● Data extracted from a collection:
**********

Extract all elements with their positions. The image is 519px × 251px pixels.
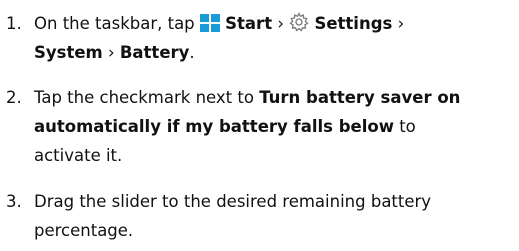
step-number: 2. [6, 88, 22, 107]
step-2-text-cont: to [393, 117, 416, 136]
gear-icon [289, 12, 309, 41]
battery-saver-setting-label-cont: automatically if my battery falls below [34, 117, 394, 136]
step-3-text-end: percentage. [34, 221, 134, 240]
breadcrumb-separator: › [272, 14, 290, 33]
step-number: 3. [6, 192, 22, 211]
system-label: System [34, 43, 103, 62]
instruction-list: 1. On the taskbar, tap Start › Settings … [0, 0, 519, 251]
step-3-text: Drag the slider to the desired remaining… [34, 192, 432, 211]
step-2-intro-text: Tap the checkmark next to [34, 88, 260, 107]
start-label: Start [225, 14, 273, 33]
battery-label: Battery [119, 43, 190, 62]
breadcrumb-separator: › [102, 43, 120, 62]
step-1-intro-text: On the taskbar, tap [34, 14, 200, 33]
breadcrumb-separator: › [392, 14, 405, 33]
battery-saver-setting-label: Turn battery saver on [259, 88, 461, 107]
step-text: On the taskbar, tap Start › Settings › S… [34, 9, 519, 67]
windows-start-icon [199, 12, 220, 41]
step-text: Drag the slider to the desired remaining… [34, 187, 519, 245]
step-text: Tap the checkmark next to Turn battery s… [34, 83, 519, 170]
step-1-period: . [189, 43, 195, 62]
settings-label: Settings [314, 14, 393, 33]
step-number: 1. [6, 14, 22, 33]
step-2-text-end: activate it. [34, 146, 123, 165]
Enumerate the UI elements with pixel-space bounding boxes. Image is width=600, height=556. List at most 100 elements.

**********

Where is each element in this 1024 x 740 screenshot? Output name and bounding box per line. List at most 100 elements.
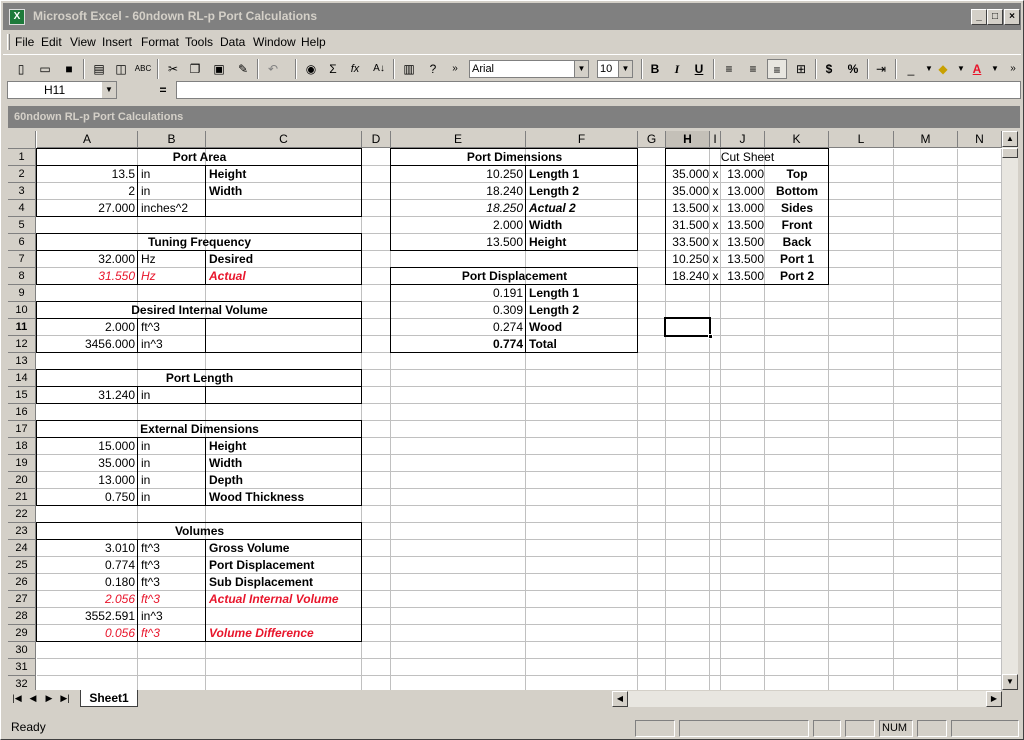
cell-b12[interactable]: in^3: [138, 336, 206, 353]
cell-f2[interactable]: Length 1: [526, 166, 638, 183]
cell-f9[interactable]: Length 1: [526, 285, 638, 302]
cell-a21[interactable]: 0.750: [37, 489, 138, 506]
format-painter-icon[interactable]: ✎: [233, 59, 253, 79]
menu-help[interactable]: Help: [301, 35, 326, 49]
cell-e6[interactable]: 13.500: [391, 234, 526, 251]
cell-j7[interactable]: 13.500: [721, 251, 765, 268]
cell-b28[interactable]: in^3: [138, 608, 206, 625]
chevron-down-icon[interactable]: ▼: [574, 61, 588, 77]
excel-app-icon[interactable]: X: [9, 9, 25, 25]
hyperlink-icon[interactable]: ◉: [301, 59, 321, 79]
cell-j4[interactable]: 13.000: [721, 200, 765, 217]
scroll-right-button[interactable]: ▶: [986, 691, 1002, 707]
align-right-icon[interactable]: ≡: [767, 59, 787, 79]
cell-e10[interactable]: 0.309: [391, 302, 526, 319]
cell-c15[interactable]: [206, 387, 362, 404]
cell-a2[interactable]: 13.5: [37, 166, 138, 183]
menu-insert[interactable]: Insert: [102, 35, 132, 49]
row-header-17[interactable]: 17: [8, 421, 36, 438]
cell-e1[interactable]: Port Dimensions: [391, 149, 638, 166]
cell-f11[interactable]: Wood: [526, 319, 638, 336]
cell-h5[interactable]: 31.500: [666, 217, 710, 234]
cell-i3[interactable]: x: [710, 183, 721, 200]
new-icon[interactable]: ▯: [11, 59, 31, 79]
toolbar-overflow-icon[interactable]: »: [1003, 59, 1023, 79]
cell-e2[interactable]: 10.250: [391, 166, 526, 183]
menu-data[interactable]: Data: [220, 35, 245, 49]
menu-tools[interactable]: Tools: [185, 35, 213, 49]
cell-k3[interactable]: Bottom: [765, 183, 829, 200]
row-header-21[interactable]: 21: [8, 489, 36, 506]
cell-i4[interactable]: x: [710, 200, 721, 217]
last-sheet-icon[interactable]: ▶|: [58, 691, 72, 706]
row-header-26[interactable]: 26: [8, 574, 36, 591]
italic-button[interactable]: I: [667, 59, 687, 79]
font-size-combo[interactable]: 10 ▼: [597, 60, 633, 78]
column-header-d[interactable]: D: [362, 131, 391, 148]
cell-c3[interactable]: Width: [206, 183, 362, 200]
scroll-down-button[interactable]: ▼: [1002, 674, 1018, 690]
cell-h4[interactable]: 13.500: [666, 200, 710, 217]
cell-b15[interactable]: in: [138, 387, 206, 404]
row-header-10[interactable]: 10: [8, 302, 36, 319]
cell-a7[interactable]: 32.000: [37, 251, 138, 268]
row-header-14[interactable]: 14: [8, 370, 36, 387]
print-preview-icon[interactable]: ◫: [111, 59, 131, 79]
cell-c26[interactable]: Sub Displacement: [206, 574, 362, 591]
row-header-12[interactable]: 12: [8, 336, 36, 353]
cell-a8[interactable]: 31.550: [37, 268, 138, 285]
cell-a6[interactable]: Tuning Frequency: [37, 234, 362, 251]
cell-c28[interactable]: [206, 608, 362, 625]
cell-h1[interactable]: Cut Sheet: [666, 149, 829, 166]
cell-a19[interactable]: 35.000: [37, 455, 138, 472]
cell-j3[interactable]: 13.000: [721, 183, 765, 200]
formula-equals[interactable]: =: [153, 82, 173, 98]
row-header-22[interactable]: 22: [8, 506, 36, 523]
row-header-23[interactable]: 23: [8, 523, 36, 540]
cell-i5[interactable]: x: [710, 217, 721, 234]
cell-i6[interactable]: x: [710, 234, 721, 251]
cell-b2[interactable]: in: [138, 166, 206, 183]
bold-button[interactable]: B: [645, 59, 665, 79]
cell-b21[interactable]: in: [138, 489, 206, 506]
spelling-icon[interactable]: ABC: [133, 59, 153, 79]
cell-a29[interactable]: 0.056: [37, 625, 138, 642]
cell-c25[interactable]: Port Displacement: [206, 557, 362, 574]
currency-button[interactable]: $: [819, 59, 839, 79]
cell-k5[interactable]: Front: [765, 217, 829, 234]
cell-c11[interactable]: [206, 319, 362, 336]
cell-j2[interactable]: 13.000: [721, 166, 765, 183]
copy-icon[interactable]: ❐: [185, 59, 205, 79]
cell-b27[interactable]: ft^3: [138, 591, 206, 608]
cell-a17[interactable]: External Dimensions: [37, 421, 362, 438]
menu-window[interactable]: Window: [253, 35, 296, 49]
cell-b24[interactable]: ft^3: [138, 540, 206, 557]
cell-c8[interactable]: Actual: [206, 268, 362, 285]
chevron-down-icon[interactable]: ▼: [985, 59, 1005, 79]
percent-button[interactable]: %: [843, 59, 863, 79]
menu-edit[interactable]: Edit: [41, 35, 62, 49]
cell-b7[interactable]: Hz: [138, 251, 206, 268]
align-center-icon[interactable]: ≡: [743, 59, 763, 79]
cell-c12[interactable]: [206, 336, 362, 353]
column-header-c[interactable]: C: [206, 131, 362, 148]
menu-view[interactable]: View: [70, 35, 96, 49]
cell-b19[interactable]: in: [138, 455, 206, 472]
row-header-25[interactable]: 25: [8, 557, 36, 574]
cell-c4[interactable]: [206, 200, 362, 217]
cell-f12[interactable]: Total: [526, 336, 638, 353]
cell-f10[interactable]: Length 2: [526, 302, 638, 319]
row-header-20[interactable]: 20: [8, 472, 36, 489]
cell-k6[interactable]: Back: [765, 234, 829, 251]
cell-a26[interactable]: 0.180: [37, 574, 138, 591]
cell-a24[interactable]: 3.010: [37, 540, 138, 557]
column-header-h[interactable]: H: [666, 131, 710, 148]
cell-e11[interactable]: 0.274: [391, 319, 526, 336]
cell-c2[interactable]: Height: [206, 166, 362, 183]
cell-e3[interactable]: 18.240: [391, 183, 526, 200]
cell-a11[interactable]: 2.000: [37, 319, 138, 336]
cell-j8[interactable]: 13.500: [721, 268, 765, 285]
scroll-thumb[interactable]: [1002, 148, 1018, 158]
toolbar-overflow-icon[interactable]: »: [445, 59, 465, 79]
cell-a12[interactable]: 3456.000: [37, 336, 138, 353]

**********

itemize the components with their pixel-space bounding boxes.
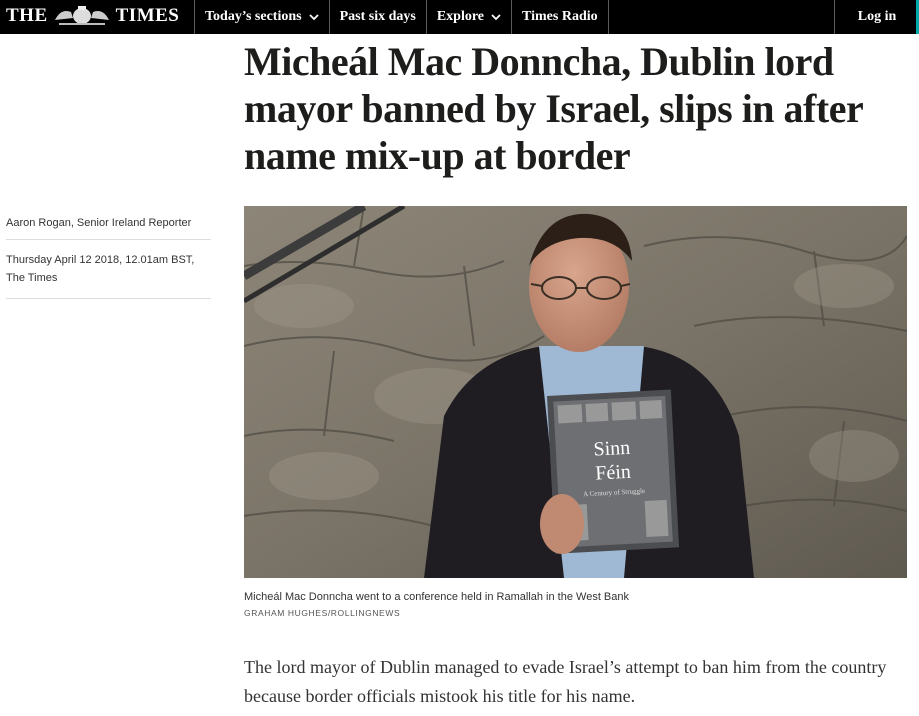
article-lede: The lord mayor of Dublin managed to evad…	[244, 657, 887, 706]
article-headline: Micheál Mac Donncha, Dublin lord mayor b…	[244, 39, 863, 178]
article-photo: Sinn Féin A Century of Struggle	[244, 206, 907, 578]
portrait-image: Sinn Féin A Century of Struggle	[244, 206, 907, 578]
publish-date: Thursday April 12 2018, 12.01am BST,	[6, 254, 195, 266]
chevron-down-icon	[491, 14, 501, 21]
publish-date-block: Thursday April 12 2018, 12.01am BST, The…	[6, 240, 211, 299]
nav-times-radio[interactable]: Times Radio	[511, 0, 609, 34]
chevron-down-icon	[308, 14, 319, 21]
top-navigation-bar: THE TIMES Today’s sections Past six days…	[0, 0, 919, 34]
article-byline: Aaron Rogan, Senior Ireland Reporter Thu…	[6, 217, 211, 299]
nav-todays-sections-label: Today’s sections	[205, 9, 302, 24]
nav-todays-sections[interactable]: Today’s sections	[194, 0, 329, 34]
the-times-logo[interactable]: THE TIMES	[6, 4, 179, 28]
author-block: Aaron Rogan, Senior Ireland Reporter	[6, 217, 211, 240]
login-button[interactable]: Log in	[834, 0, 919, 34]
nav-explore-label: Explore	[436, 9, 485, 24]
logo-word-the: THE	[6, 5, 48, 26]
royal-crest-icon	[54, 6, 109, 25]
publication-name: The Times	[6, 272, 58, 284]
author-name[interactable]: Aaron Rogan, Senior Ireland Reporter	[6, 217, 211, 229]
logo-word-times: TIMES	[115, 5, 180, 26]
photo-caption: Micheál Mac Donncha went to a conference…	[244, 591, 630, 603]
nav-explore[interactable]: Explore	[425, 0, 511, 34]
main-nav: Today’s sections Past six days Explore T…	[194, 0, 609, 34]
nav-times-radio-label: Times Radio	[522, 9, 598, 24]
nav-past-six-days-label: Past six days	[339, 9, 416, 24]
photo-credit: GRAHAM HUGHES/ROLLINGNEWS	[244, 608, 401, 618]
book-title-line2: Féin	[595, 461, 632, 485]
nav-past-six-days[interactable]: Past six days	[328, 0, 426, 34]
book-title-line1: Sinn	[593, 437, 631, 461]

**********

● Task to carry out: Rewrite the items from the line with "article-lede: The lord" to the line with "4, 179, 28]", inclusive, swapping "chevron-down-icon" for "dropdown-arrow-icon" and leaving everything else unchanged.

● Answer below:
article-lede: The lord mayor of Dublin managed to evad…	[244, 657, 887, 706]
article-headline: Micheál Mac Donncha, Dublin lord mayor b…	[244, 39, 863, 178]
article-photo: Sinn Féin A Century of Struggle	[244, 206, 907, 578]
portrait-image: Sinn Féin A Century of Struggle	[244, 206, 907, 578]
publish-date: Thursday April 12 2018, 12.01am BST,	[6, 254, 195, 266]
dropdown-arrow-icon	[491, 14, 501, 21]
publish-date-block: Thursday April 12 2018, 12.01am BST, The…	[6, 240, 211, 299]
nav-times-radio[interactable]: Times Radio	[511, 0, 609, 34]
dropdown-arrow-icon	[308, 14, 319, 21]
top-navigation-bar: THE TIMES Today’s sections Past six days…	[0, 0, 919, 34]
article-byline: Aaron Rogan, Senior Ireland Reporter Thu…	[6, 217, 211, 299]
nav-todays-sections-label: Today’s sections	[205, 9, 302, 24]
nav-todays-sections[interactable]: Today’s sections	[194, 0, 329, 34]
the-times-logo[interactable]: THE TIMES	[6, 4, 179, 28]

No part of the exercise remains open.